Goal:
Which lines hold the string "Edamum"? Copy every one of them.
■ ■ ■ ■
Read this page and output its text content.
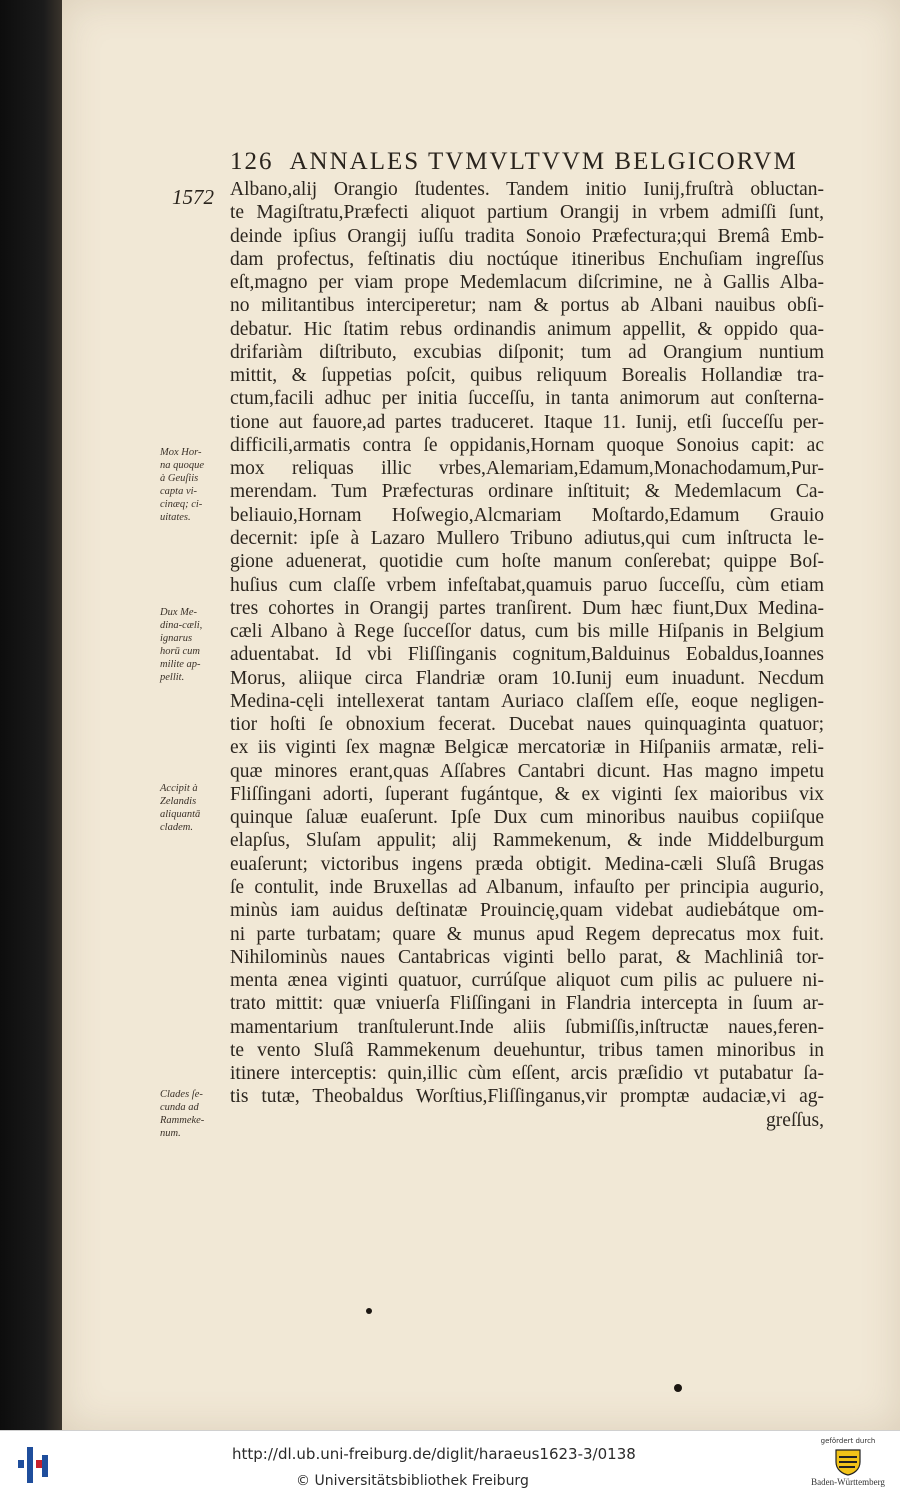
126 ANNALES TVMVLTVVM BELGICORVM
1572 Albano,alij Orangio ſtudentes. Tandem initio Iunij,fruſtrà obluctan-
te Magiſtratu,Præfecti aliquot partium Orangij in vrbem admiſſi ſunt,
deinde ipſius Orangij iuſſu tradita Sonoio Præfectura;qui Bremâ Emb-
dam profectus, feſtinatis diu noctúque itineribus Enchuſiam ingreſſus
eſt,magno per viam prope Medemlacum diſcrimine, ne à Gallis Alba-
no militantibus interciperetur; nam & portus ab Albani nauibus obſi-
debatur. Hic ſtatim rebus ordinandis animum appellit, & oppido qua-
drifariàm diſtributo, excubias diſponit; tum ad Orangium nuntium
mittit, & ſuppetias poſcit, quibus reliquum Borealis Hollandiæ tra-
ctum,facili adhuc per initia ſucceſſu, in tanta animorum aut conſterna-
tione aut fauore,ad partes traduceret. Itaque 11. Iunij, etſi ſucceſſu per-
difficili,armatis contra ſe oppidanis,Hornam quoque Sonoius capit: ac
mox reliquas illic vrbes,Alemariam,Edamum,Monachodamum,Pur-
merendam. Tum Præfecturas ordinare inſtituit; & Medemlacum Ca-
beliauio,Hornam Hoſwegio,Alcmariam Moſtardo,Edamum Grauio
decernit: ipſe à Lazaro Mullero Tribuno adiutus,qui cum inſtructa le-
gione aduenerat, quotidie cum hoſte manum conſerebat; quippe Boſ-
huſius cum claſſe vrbem infeſtabat,quamuis paruo ſucceſſu, cùm etiam
tres cohortes in Orangij partes tranſirent. Dum hæc fiunt,Dux Medina-
cæli Albano à Rege ſucceſſor datus, cum bis mille Hiſpanis in Belgium
aduentabat. Id vbi Fliſſinganis cognitum,Balduinus Eobaldus,Ioannes
Morus, aliique circa Flandriæ oram 10.Iunij eum inuadunt. Necdum
Medina-cęli intellexerat tantam Auriaco claſſem eſſe, eoque negligen-
tior hoſti ſe obnoxium fecerat. Ducebat naues quinquaginta quatuor;
ex iis viginti ſex magnæ Belgicæ mercatoriæ in Hiſpaniis armatæ, reli-
quæ minores erant,quas Aſſabres Cantabri dicunt. Has magno impetu
Fliſſingani adorti, ſuperant fugántque, & ex viginti ſex maioribus vix
quinque ſaluæ euaſerunt. Ipſe Dux cum minoribus nauibus copiiſque
elapſus, Sluſam appulit; alij Rammekenum, & inde Middelburgum
euaſerunt; victoribus ingens præda obtigit. Medina-cæli Sluſâ Brugas
ſe contulit, inde Bruxellas ad Albanum, infauſto per principia augurio,
minùs iam auidus deſtinatæ Prouincię,quam videbat audiebátque om-
ni parte turbatam; quare & munus apud Regem deprecatus mox fuit.
Nihilominùs naues Cantabricas viginti bello parat, & Machliniâ tor-
menta ænea viginti quatuor, currúſque aliquot cum pilis ac puluere ni-
trato mittit: quæ vniuerſa Fliſſingani in Flandria intercepta in ſuum ar-
mamentarium tranſtulerunt.Inde aliis ſubmiſſis,inſtructæ naues,feren-
te vento Sluſâ Rammekenum deuehuntur, tribus tamen minoribus in
itinere interceptis: quin,illic cùm eſſent, arcis præſidio vt putabatur ſa-
tis tutæ, Theobaldus Worſtius,Fliſſinganus,vir promptæ audaciæ,vi ag-
greſſus,
Mox Hor-
na quoque
à Geuſiis
capta vi-
cinæq; ci-
uitates.
Dux Me-
dina-cæli,
ignarus
horū cum
milite ap-
pellit.
Accipit à
Zelandis
aliquantā
cladem.
Clades ſe-
cunda ad
Rammeke-
num.
http://dl.ub.uni-freiburg.de/diglit/haraeus1623-3/0138
© Universitätsbibliothek Freiburg
gefördert durch
Baden-Württemberg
■ ■ ■ ■
Expected output:
mox reliquas illic vrbes,Alemariam,Edamum,Monachodamum,Pur-
beliauio,Hornam Hoſwegio,Alcmariam Moſtardo,Edamum Grauio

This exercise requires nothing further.